▸ Stated goal:
Your task is to copy every line of this material exactly.

Start of Data supplied

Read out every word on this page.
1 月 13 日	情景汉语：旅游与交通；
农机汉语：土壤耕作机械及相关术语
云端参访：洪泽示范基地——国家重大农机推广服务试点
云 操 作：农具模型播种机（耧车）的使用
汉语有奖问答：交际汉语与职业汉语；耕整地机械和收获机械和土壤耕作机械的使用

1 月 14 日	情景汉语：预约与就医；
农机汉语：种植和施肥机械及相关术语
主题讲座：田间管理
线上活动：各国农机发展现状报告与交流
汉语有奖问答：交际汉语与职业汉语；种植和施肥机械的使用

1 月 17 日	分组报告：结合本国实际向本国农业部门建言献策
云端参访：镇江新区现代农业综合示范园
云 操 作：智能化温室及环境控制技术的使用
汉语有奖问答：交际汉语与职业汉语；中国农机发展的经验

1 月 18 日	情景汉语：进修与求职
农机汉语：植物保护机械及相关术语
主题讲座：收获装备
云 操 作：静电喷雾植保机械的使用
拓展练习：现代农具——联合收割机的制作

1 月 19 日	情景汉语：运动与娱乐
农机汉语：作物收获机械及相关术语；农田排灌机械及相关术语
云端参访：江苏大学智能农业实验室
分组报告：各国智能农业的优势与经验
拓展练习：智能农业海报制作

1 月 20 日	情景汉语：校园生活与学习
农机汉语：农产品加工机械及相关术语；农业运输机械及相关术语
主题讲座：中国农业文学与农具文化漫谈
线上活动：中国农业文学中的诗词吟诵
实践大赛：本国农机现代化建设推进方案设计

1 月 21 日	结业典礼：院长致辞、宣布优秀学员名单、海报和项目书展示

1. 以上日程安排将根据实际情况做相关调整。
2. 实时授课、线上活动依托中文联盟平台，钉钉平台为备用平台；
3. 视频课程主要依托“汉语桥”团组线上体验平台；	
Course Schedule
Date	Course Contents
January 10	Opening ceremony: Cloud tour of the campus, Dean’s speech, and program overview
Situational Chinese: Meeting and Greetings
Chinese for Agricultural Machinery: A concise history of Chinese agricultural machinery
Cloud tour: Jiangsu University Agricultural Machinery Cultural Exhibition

End of Data supplied

▸ Problem solution:
Read out every word on this page.
1 月 13 日	情景汉语：旅游与交通；
农机汉语：土壤耕作机械及相关术语
云端参访：洪泽示范基地——国家重大农机推广服务试点
云 操 作：农具模型播种机（耧车）的使用
汉语有奖问答：交际汉语与职业汉语；耕整地机械和收获机械和土壤耕作机械的使用

1 月 14 日	情景汉语：预约与就医；
农机汉语：种植和施肥机械及相关术语
主题讲座：田间管理
线上活动：各国农机发展现状报告与交流
汉语有奖问答：交际汉语与职业汉语；种植和施肥机械的使用

1 月 17 日	分组报告：结合本国实际向本国农业部门建言献策
云端参访：镇江新区现代农业综合示范园
云 操 作：智能化温室及环境控制技术的使用
汉语有奖问答：交际汉语与职业汉语；中国农机发展的经验

1 月 18 日	情景汉语：进修与求职
农机汉语：植物保护机械及相关术语
主题讲座：收获装备
云 操 作：静电喷雾植保机械的使用
拓展练习：现代农具——联合收割机的制作

1 月 19 日	情景汉语：运动与娱乐
农机汉语：作物收获机械及相关术语；农田排灌机械及相关术语
云端参访：江苏大学智能农业实验室
分组报告：各国智能农业的优势与经验
拓展练习：智能农业海报制作

1 月 20 日	情景汉语：校园生活与学习
农机汉语：农产品加工机械及相关术语；农业运输机械及相关术语
主题讲座：中国农业文学与农具文化漫谈
线上活动：中国农业文学中的诗词吟诵
实践大赛：本国农机现代化建设推进方案设计

1 月 21 日	结业典礼：院长致辞、宣布优秀学员名单、海报和项目书展示

1. 以上日程安排将根据实际情况做相关调整。
2. 实时授课、线上活动依托中文联盟平台，钉钉平台为备用平台；
3. 视频课程主要依托“汉语桥”团组线上体验平台；	
Course Schedule
Date	Course Contents
January 10	Opening ceremony: Cloud tour of the campus, Dean’s speech, and program overview
Situational Chinese: Meeting and Greetings
Chinese for Agricultural Machinery: A concise history of Chinese agricultural machinery
Cloud tour: Jiangsu University Agricultural Machinery Cultural Exhibition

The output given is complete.